AIM OF THE EXERCISE: Every line of the records must be repeated exactly; pictures stay out.

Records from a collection
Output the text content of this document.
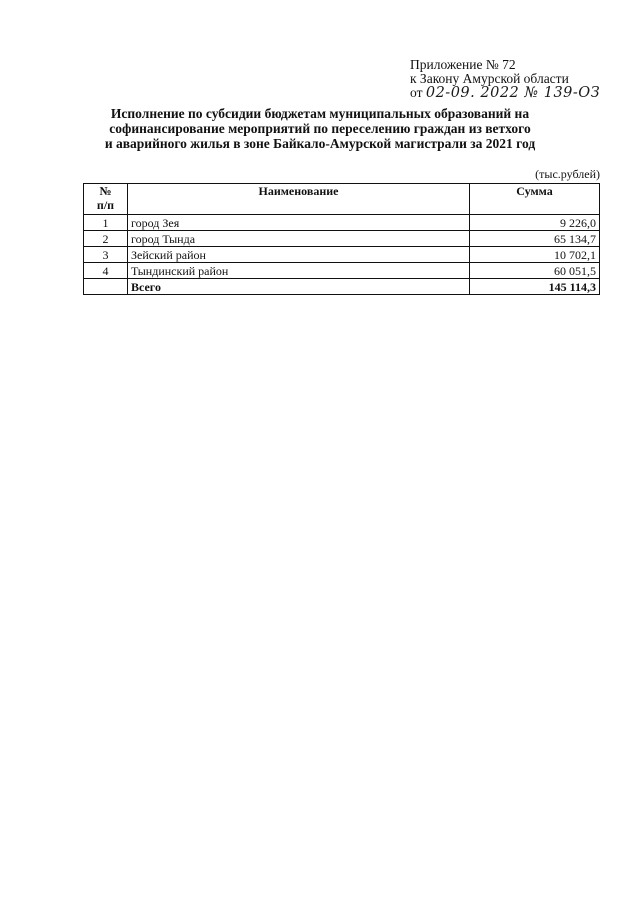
Приложение № 72
к Закону Амурской области
от 02-09. 2022 № 139-ОЗ
Исполнение по субсидии бюджетам муниципальных образований на
софинансирование мероприятий по переселению граждан из ветхого
и аварийного жилья в зоне Байкало-Амурской магистрали за 2021 год
(тыс.рублей)
№
п/п	Наименование	Сумма
1	город Зея	9 226,0
2	город Тында	65 134,7
3	Зейский район	10 702,1
4	Тындинский район	60 051,5
	Всего	145 114,3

CORRECT OUTPUT:
Output the text content of this document.
Приложение № 72
к Закону Амурской области
от 02-09. 2022 № 139-ОЗ
Исполнение по субсидии бюджетам муниципальных образований на
софинансирование мероприятий по переселению граждан из ветхого
и аварийного жилья в зоне Байкало-Амурской магистрали за 2021 год
(тыс.рублей)
№
п/п	Наименование	Сумма
1	город Зея	9 226,0
2	город Тында	65 134,7
3	Зейский район	10 702,1
4	Тындинский район	60 051,5
	Всего	145 114,3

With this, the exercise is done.